Explorer le contenu:
**a.** Répondez à ces questions d'après le texte sur les tests covid :
(i) Quelle somme Berne pose-t-il sur la table en 2021 ?
(ii) Combien de cantons ont fait part à l'OFSP de leur volonté d'augmenter leurs capacités d'analyse ?
(iii) Combien d'élèves des Grisons envoient chaque semaine des échantillons de salive au laboratoire ?
**b.** Restituez, s'il vous plaît, le passage du texte sur les tests covid qui commence par «Les Grisons, qui» et se poursuit jusqu'à «suivent cette voie?», sans rien y changer.

Texte de la page:
»»
Berne pose un milliard de francs sur la table en 2021 pour accélérer le tempo des analyses covid dans toute la Suisse. Objectif: couvrir 40% de la «population mobile». Or, ce que l’Office fédéral de la santé publique (OFSP) préconise désormais, seuls les Grisons et Bâle-Campagne l’appliquent déjà, après plusieurs mois de préparation. On est loin de la grande offensive de tests en suisse. Dans de nombreux cantons, les dépistages collectifs dans les entreprises et les écoles sont au stade expérimental. A ce jour, 22 cantons – 17 alémaniques et 5 latins – ont fait part à l’OFSP de leur volonté d’augmenter leurs capacités d’analyse.

Les Grisons, qui ont démarré leurs premiers essais pilotes en décembre, analysent depuis peu jusqu’à 50 000 personnes chaque semaine, soit un quart (25%) de la population totale de 200 000 habitants et près de 40% de la «population mobile». Quelque 20 000 élèves, ainsi que les employés de plus de 1000 entreprises envoient chaque semaine des échantillons de salive au laboratoire. Ce qui vaut au canton alpin d’être cité en modèle. Pourquoi, dès lors, n’y a-t-il pas davantage de cantons, en Suisse, qui suivent cette voie?
««
Lignes fournies:
»»
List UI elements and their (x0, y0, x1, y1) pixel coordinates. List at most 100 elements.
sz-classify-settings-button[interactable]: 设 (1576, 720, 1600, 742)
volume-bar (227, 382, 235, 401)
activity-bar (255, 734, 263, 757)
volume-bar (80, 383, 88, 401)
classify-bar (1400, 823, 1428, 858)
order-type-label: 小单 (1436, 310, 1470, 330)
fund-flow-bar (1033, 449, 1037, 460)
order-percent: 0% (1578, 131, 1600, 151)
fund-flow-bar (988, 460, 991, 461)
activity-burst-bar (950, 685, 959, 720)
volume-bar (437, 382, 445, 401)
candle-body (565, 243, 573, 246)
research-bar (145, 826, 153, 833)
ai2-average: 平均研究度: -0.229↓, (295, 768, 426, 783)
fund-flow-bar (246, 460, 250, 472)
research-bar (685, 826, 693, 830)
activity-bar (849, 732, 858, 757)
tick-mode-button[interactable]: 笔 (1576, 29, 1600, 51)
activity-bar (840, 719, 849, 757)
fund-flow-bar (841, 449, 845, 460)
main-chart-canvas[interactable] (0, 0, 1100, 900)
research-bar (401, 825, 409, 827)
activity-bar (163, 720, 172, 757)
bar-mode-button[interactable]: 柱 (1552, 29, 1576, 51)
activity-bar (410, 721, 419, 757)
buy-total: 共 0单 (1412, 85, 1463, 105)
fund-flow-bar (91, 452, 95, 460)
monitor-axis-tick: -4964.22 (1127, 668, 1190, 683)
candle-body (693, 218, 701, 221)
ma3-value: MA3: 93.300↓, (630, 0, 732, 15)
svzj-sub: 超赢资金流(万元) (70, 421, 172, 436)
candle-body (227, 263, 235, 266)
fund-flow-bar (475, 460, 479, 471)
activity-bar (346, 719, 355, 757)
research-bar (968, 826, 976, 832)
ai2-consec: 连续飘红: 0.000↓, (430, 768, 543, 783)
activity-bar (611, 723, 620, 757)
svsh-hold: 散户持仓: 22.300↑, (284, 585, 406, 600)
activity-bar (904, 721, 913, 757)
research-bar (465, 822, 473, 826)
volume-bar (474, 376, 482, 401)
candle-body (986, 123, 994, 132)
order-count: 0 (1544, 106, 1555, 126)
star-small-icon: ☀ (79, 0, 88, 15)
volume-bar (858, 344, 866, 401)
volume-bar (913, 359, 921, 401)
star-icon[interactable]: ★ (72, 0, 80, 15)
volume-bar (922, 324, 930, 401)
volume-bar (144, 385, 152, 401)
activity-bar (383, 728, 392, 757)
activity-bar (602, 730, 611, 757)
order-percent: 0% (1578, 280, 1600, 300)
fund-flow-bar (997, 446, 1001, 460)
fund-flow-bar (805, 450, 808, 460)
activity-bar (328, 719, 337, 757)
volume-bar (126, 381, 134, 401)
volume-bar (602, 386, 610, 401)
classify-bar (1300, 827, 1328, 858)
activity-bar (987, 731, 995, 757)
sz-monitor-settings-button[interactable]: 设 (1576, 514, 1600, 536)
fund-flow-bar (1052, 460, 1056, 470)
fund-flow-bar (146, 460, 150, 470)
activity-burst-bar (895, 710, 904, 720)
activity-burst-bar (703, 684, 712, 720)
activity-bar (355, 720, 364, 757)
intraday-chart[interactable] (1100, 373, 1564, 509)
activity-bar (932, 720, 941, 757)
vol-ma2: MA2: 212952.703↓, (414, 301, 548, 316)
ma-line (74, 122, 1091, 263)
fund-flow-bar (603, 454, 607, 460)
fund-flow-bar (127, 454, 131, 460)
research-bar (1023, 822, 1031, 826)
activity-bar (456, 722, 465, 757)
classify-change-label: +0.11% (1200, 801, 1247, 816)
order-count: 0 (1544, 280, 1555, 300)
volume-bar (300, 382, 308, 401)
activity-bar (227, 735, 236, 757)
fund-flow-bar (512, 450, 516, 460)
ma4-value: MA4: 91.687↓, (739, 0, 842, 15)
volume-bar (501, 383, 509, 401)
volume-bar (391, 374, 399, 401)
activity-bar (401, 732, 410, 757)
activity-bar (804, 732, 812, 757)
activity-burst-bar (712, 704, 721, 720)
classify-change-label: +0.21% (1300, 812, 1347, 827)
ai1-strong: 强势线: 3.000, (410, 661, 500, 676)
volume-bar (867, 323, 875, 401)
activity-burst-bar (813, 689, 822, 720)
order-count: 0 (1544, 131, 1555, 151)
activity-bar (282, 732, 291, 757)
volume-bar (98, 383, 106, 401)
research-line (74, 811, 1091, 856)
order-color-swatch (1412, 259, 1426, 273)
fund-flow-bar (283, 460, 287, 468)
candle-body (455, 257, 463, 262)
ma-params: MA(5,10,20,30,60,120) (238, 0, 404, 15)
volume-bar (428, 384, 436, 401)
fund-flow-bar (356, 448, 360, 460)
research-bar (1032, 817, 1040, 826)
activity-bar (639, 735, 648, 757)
««
Réponses par tâche:
**a.**
(i) Un milliard de francs.
(ii) 22 cantons, soit 17 alémaniques et 5 latins.
(iii) Quelque 20 000 élèves.

**b.**
Les Grisons, qui ont démarré leurs premiers essais pilotes en décembre, analysent depuis peu jusqu’à 50 000 personnes chaque semaine, soit un quart (25%) de la population totale de 200 000 habitants et près de 40% de la «population mobile». Quelque 20 000 élèves, ainsi que les employés de plus de 1000 entreprises envoient chaque semaine des échantillons de salive au laboratoire. Ce qui vaut au canton alpin d’être cité en modèle. Pourquoi, dès lors, n’y a-t-il pas davantage de cantons, en Suisse, qui suivent cette voie?